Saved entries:
++++++

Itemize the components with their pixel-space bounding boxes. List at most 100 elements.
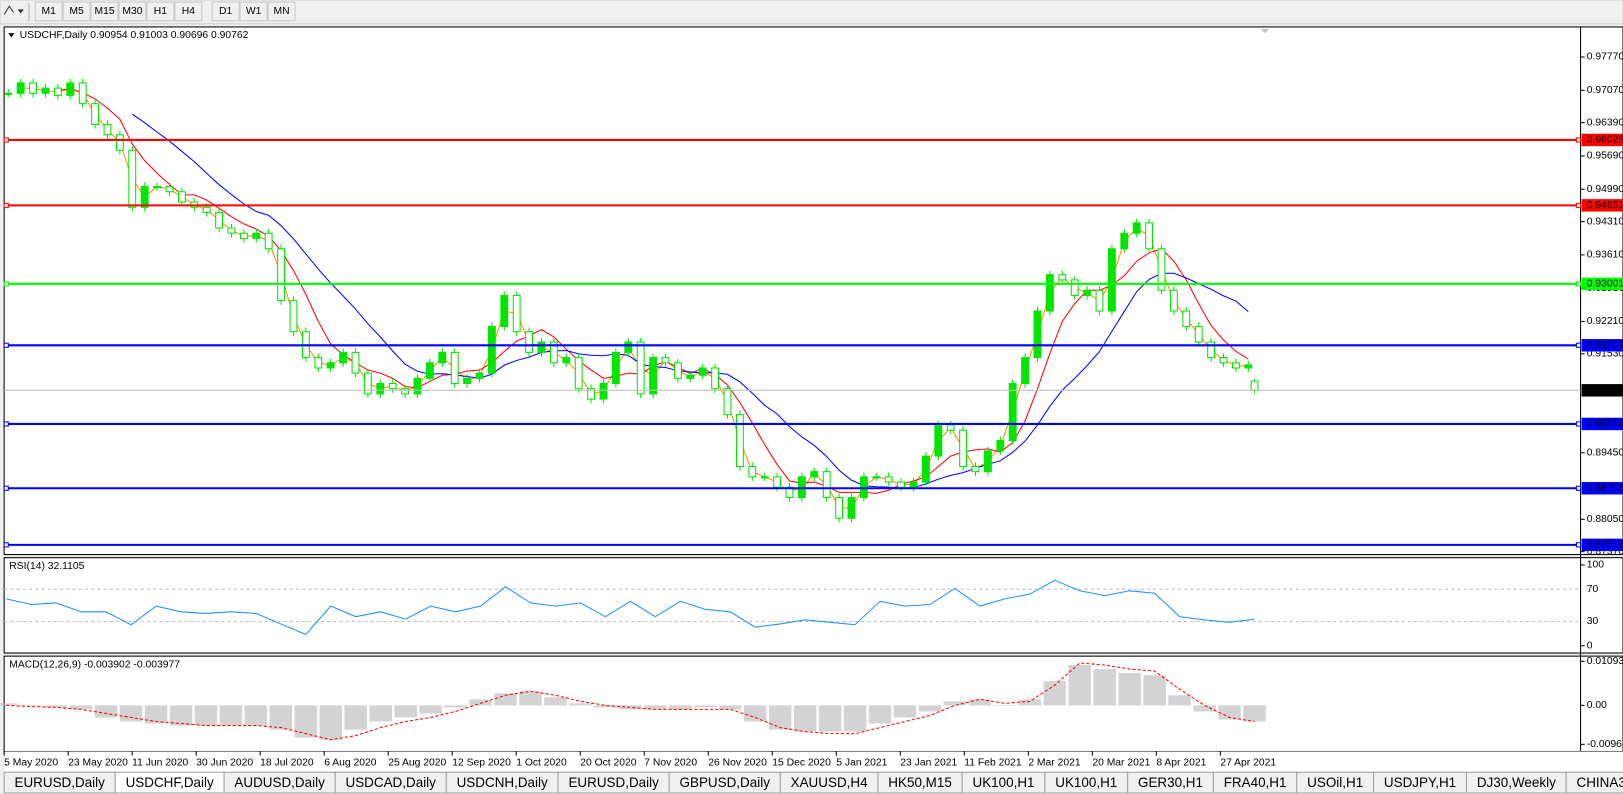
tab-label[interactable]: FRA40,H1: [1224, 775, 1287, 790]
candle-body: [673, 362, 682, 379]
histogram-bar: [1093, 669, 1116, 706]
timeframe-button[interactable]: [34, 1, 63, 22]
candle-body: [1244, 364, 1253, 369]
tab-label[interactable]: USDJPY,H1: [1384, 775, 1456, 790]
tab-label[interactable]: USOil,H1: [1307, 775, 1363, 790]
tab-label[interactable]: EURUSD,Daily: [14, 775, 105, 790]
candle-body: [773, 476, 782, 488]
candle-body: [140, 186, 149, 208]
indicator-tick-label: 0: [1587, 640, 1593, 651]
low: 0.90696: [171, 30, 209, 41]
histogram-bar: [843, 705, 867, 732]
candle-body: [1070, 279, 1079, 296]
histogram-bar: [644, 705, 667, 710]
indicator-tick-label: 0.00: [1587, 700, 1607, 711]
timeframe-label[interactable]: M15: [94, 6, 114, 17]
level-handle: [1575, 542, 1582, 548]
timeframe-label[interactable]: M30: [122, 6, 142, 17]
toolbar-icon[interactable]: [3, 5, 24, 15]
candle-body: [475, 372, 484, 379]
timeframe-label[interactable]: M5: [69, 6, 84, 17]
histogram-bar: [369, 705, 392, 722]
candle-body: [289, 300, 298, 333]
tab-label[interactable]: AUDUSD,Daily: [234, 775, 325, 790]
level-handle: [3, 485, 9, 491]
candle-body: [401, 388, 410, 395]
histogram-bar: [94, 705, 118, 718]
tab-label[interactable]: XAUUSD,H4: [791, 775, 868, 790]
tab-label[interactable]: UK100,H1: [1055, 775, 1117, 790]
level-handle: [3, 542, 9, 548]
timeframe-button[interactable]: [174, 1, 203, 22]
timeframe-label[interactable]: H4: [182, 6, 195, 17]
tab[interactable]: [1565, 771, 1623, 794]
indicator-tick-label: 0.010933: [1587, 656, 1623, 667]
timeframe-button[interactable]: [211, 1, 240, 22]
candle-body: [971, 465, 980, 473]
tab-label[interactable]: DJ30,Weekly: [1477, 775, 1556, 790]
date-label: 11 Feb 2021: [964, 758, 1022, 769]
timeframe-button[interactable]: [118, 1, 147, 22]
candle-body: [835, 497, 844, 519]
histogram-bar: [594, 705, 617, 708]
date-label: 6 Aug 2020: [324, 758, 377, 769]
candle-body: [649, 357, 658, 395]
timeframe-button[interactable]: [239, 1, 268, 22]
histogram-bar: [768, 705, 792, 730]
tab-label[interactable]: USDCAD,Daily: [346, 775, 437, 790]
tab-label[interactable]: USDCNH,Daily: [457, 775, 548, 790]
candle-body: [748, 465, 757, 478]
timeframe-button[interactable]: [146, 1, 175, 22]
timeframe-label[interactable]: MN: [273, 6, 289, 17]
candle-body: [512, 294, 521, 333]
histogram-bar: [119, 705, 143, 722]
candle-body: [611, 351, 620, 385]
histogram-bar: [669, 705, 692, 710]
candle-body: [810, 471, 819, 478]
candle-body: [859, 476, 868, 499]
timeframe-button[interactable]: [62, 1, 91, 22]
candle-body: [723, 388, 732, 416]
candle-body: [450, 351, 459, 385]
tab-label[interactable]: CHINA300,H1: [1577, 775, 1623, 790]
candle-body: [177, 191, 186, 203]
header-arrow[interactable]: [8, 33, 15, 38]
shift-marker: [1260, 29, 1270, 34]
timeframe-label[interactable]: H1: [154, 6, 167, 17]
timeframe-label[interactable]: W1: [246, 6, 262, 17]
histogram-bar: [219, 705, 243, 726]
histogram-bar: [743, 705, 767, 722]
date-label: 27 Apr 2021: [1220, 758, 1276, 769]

++++++

— TASK INSTRUCTIONS —
Print the lines of the items starting at the line containing "tab-label[interactable]: FRA40,H1: [1224, 775, 1287, 790]" and ending at the line containing "tab-label[interactable]: USDJPY,H1: [1384, 775, 1456, 790]", keeping each one identical to the original.

— WRITTEN REPLY —
tab-label[interactable]: FRA40,H1: [1224, 775, 1287, 790]
candle-body: [673, 362, 682, 379]
histogram-bar: [1093, 669, 1116, 706]
timeframe-button[interactable]: [34, 1, 63, 22]
candle-body: [1244, 364, 1253, 369]
tab-label[interactable]: USDJPY,H1: [1384, 775, 1456, 790]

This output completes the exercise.